» Problem requirements: Copy out all the entries word for word.

[start Listed entries]

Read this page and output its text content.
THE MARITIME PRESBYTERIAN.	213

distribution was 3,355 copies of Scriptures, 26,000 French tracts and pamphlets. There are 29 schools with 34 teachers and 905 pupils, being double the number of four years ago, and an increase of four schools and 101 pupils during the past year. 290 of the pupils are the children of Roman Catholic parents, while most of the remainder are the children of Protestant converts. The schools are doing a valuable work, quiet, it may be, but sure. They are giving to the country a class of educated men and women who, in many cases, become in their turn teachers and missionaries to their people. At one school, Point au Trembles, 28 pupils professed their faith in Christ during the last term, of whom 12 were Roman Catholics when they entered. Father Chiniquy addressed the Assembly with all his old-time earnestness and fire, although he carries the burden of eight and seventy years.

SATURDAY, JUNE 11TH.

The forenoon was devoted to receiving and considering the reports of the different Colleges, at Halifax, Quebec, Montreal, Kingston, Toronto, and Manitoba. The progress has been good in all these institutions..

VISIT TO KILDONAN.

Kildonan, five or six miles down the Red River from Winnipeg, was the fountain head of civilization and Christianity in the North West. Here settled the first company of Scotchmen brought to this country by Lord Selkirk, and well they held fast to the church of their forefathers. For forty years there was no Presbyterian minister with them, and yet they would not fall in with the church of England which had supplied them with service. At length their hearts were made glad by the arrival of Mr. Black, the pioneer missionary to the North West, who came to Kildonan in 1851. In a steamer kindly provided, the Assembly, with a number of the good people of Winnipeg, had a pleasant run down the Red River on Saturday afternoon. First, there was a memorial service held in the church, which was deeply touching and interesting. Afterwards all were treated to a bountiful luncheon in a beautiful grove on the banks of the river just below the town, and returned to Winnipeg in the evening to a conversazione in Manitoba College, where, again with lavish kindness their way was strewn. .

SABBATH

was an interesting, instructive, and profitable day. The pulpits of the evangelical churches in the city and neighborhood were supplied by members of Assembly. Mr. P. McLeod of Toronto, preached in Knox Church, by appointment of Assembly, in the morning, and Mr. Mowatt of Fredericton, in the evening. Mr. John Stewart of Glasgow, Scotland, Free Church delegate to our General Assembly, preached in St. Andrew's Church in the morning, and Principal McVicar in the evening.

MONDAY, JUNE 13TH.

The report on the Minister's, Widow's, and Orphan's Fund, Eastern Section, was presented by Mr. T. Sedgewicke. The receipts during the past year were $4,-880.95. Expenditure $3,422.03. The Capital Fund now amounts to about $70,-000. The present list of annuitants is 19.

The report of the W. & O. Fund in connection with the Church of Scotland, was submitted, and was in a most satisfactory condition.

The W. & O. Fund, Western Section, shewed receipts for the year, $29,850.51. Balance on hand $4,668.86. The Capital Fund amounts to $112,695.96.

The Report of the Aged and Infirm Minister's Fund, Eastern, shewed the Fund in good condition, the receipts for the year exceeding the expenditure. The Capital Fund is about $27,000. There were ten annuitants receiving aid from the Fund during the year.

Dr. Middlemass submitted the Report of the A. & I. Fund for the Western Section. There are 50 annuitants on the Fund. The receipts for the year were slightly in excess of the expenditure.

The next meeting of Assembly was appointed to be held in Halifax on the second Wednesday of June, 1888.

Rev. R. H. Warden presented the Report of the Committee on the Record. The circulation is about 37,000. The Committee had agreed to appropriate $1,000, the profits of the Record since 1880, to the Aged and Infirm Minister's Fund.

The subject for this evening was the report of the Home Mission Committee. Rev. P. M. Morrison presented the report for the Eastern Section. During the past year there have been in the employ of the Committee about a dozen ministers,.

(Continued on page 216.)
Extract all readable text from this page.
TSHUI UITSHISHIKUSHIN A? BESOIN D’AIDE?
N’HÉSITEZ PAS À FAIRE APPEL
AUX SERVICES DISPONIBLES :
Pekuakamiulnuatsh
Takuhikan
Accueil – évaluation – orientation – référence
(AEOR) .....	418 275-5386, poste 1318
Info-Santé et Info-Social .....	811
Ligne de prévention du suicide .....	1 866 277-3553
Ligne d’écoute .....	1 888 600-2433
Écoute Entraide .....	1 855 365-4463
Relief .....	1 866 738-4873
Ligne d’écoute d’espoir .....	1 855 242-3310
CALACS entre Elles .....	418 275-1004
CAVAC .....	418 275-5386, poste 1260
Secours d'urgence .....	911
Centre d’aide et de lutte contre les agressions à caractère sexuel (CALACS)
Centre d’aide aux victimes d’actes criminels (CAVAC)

[end Listed entries]

» Complete answer:
Read this page and output its text content.
THE MARITIME PRESBYTERIAN.	213

distribution was 3,355 copies of Scriptures, 26,000 French tracts and pamphlets. There are 29 schools with 34 teachers and 905 pupils, being double the number of four years ago, and an increase of four schools and 101 pupils during the past year. 290 of the pupils are the children of Roman Catholic parents, while most of the remainder are the children of Protestant converts. The schools are doing a valuable work, quiet, it may be, but sure. They are giving to the country a class of educated men and women who, in many cases, become in their turn teachers and missionaries to their people. At one school, Point au Trembles, 28 pupils professed their faith in Christ during the last term, of whom 12 were Roman Catholics when they entered. Father Chiniquy addressed the Assembly with all his old-time earnestness and fire, although he carries the burden of eight and seventy years.

SATURDAY, JUNE 11TH.

The forenoon was devoted to receiving and considering the reports of the different Colleges, at Halifax, Quebec, Montreal, Kingston, Toronto, and Manitoba. The progress has been good in all these institutions..

VISIT TO KILDONAN.

Kildonan, five or six miles down the Red River from Winnipeg, was the fountain head of civilization and Christianity in the North West. Here settled the first company of Scotchmen brought to this country by Lord Selkirk, and well they held fast to the church of their forefathers. For forty years there was no Presbyterian minister with them, and yet they would not fall in with the church of England which had supplied them with service. At length their hearts were made glad by the arrival of Mr. Black, the pioneer missionary to the North West, who came to Kildonan in 1851. In a steamer kindly provided, the Assembly, with a number of the good people of Winnipeg, had a pleasant run down the Red River on Saturday afternoon. First, there was a memorial service held in the church, which was deeply touching and interesting. Afterwards all were treated to a bountiful luncheon in a beautiful grove on the banks of the river just below the town, and returned to Winnipeg in the evening to a conversazione in Manitoba College, where, again with lavish kindness their way was strewn. .

SABBATH

was an interesting, instructive, and profitable day. The pulpits of the evangelical churches in the city and neighborhood were supplied by members of Assembly. Mr. P. McLeod of Toronto, preached in Knox Church, by appointment of Assembly, in the morning, and Mr. Mowatt of Fredericton, in the evening. Mr. John Stewart of Glasgow, Scotland, Free Church delegate to our General Assembly, preached in St. Andrew's Church in the morning, and Principal McVicar in the evening.

MONDAY, JUNE 13TH.

The report on the Minister's, Widow's, and Orphan's Fund, Eastern Section, was presented by Mr. T. Sedgewicke. The receipts during the past year were $4,-880.95. Expenditure $3,422.03. The Capital Fund now amounts to about $70,-000. The present list of annuitants is 19.

The report of the W. & O. Fund in connection with the Church of Scotland, was submitted, and was in a most satisfactory condition.

The W. & O. Fund, Western Section, shewed receipts for the year, $29,850.51. Balance on hand $4,668.86. The Capital Fund amounts to $112,695.96.

The Report of the Aged and Infirm Minister's Fund, Eastern, shewed the Fund in good condition, the receipts for the year exceeding the expenditure. The Capital Fund is about $27,000. There were ten annuitants receiving aid from the Fund during the year.

Dr. Middlemass submitted the Report of the A. & I. Fund for the Western Section. There are 50 annuitants on the Fund. The receipts for the year were slightly in excess of the expenditure.

The next meeting of Assembly was appointed to be held in Halifax on the second Wednesday of June, 1888.

Rev. R. H. Warden presented the Report of the Committee on the Record. The circulation is about 37,000. The Committee had agreed to appropriate $1,000, the profits of the Record since 1880, to the Aged and Infirm Minister's Fund.

The subject for this evening was the report of the Home Mission Committee. Rev. P. M. Morrison presented the report for the Eastern Section. During the past year there have been in the employ of the Committee about a dozen ministers,.

(Continued on page 216.)
Extract all readable text from this page.
TSHUI UITSHISHIKUSHIN A? BESOIN D’AIDE?
N’HÉSITEZ PAS À FAIRE APPEL
AUX SERVICES DISPONIBLES :
Pekuakamiulnuatsh
Takuhikan
Accueil – évaluation – orientation – référence
(AEOR) .....	418 275-5386, poste 1318
Info-Santé et Info-Social .....	811
Ligne de prévention du suicide .....	1 866 277-3553
Ligne d’écoute .....	1 888 600-2433
Écoute Entraide .....	1 855 365-4463
Relief .....	1 866 738-4873
Ligne d’écoute d’espoir .....	1 855 242-3310
CALACS entre Elles .....	418 275-1004
CAVAC .....	418 275-5386, poste 1260
Secours d'urgence .....	911
Centre d’aide et de lutte contre les agressions à caractère sexuel (CALACS)
Centre d’aide aux victimes d’actes criminels (CAVAC)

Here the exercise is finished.